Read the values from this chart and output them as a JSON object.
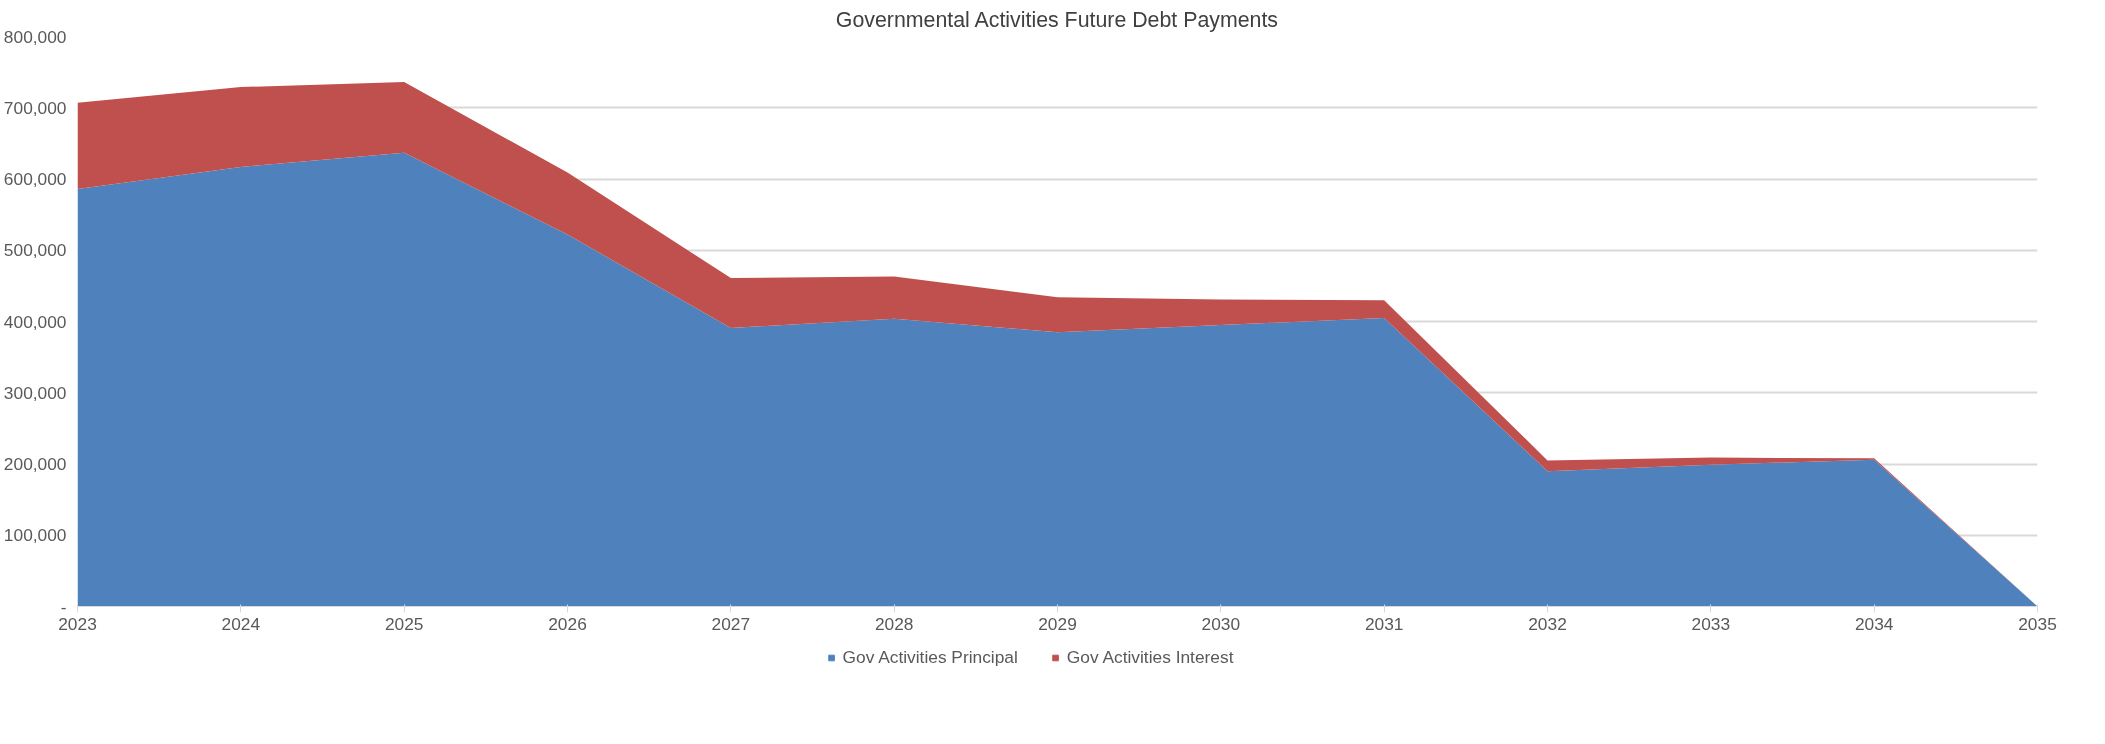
{
  "chart_data": {
    "type": "area",
    "stacked": true,
    "title": "Governmental Activities Future Debt Payments",
    "x": [
      2023,
      2024,
      2025,
      2026,
      2027,
      2028,
      2029,
      2030,
      2031,
      2032,
      2033,
      2034,
      2035
    ],
    "series": [
      {
        "name": "Gov Activities Principal",
        "color": "#4f81bd",
        "values": [
          586000,
          617000,
          637000,
          522000,
          391000,
          404000,
          385000,
          395000,
          405000,
          190000,
          199000,
          206000,
          0
        ]
      },
      {
        "name": "Gov Activities Interest",
        "color": "#c0504d",
        "values": [
          121000,
          112000,
          99000,
          87000,
          70000,
          59000,
          49000,
          36000,
          25000,
          15000,
          10000,
          2000,
          0
        ]
      }
    ],
    "xlim": [
      2023,
      2035
    ],
    "xticks": [
      2023,
      2024,
      2025,
      2026,
      2027,
      2028,
      2029,
      2030,
      2031,
      2032,
      2033,
      2034,
      2035
    ],
    "ylim": [
      0,
      800000
    ],
    "yticks": [
      {
        "value": 0,
        "label": "-"
      },
      {
        "value": 100000,
        "label": "100,000"
      },
      {
        "value": 200000,
        "label": "200,000"
      },
      {
        "value": 300000,
        "label": "300,000"
      },
      {
        "value": 400000,
        "label": "400,000"
      },
      {
        "value": 500000,
        "label": "500,000"
      },
      {
        "value": 600000,
        "label": "600,000"
      },
      {
        "value": 700000,
        "label": "700,000"
      },
      {
        "value": 800000,
        "label": "800,000"
      }
    ],
    "grid": "y",
    "legend": "bottom"
  }
}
========================================================================
**Work to do:** Excluding the pictures, reproduce every entry exactly as given.

**Written solution:**
Read the values from this chart and output them as a JSON object.
{
  "chart_data": {
    "type": "area",
    "stacked": true,
    "title": "Governmental Activities Future Debt Payments",
    "x": [
      2023,
      2024,
      2025,
      2026,
      2027,
      2028,
      2029,
      2030,
      2031,
      2032,
      2033,
      2034,
      2035
    ],
    "series": [
      {
        "name": "Gov Activities Principal",
        "color": "#4f81bd",
        "values": [
          586000,
          617000,
          637000,
          522000,
          391000,
          404000,
          385000,
          395000,
          405000,
          190000,
          199000,
          206000,
          0
        ]
      },
      {
        "name": "Gov Activities Interest",
        "color": "#c0504d",
        "values": [
          121000,
          112000,
          99000,
          87000,
          70000,
          59000,
          49000,
          36000,
          25000,
          15000,
          10000,
          2000,
          0
        ]
      }
    ],
    "xlim": [
      2023,
      2035
    ],
    "xticks": [
      2023,
      2024,
      2025,
      2026,
      2027,
      2028,
      2029,
      2030,
      2031,
      2032,
      2033,
      2034,
      2035
    ],
    "ylim": [
      0,
      800000
    ],
    "yticks": [
      {
        "value": 0,
        "label": "-"
      },
      {
        "value": 100000,
        "label": "100,000"
      },
      {
        "value": 200000,
        "label": "200,000"
      },
      {
        "value": 300000,
        "label": "300,000"
      },
      {
        "value": 400000,
        "label": "400,000"
      },
      {
        "value": 500000,
        "label": "500,000"
      },
      {
        "value": 600000,
        "label": "600,000"
      },
      {
        "value": 700000,
        "label": "700,000"
      },
      {
        "value": 800000,
        "label": "800,000"
      }
    ],
    "grid": "y",
    "legend": "bottom"
  }
}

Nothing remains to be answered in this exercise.